**AIM:**
Gather all lines from the material that contain "Например".

[Data excerpts]
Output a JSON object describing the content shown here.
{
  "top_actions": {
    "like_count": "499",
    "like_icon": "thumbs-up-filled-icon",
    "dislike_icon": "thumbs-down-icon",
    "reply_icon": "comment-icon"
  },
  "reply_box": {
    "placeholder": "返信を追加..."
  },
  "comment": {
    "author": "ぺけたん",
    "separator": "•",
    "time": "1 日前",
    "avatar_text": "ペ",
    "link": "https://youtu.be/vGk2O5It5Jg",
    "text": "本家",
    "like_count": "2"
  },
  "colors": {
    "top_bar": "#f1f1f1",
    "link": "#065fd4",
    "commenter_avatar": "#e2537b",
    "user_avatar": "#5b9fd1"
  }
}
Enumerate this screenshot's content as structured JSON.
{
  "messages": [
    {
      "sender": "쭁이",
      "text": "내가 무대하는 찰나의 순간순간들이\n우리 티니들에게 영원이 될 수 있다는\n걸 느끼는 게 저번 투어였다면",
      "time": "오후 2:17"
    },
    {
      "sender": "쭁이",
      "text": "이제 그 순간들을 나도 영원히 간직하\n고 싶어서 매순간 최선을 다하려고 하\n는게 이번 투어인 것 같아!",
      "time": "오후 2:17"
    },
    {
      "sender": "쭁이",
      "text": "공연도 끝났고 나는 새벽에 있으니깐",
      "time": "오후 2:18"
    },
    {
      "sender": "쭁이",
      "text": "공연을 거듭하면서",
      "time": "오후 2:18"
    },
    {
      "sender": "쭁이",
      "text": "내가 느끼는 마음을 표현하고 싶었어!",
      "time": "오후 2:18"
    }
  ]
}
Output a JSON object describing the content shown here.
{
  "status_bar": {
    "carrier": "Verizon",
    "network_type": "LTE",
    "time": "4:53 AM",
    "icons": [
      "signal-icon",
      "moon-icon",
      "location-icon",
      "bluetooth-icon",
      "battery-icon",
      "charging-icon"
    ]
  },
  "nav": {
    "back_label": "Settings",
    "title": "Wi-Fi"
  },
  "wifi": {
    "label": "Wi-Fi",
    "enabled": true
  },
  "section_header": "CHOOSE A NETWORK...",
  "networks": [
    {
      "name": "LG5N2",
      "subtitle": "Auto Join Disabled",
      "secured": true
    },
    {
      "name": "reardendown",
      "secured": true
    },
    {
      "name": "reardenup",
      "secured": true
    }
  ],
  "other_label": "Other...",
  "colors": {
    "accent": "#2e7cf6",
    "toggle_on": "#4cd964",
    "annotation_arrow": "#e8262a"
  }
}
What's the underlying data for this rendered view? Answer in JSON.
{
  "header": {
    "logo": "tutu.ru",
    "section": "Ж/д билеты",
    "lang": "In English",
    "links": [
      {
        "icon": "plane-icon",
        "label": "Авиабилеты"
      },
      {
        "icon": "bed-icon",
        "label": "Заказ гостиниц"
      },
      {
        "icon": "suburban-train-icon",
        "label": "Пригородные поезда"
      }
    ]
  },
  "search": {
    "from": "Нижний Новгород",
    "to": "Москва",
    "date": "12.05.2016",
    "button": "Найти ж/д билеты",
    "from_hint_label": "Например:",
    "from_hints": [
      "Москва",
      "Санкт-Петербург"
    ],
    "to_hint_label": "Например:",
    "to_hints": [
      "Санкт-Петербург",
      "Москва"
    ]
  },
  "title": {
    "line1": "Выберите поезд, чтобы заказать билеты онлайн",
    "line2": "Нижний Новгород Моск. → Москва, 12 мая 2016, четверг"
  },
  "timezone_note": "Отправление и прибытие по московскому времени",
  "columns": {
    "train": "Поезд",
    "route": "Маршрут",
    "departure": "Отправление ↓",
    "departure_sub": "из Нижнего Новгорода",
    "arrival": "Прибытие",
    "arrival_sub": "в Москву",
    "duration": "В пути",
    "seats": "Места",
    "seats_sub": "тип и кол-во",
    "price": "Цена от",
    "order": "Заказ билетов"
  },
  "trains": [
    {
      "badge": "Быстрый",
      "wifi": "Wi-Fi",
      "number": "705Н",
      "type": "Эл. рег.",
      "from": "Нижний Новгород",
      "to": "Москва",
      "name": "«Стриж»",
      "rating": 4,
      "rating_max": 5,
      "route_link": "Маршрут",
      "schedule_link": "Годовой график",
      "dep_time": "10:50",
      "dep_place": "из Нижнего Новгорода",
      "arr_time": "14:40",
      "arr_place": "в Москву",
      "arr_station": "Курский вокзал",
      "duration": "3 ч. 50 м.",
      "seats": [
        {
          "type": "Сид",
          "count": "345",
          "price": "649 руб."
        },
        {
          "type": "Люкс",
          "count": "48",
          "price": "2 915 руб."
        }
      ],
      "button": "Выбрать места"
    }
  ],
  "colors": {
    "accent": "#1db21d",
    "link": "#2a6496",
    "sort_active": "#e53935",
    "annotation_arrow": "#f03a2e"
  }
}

**REPLY:**
    "from_hint_label": "Например:",
    "to_hint_label": "Например:",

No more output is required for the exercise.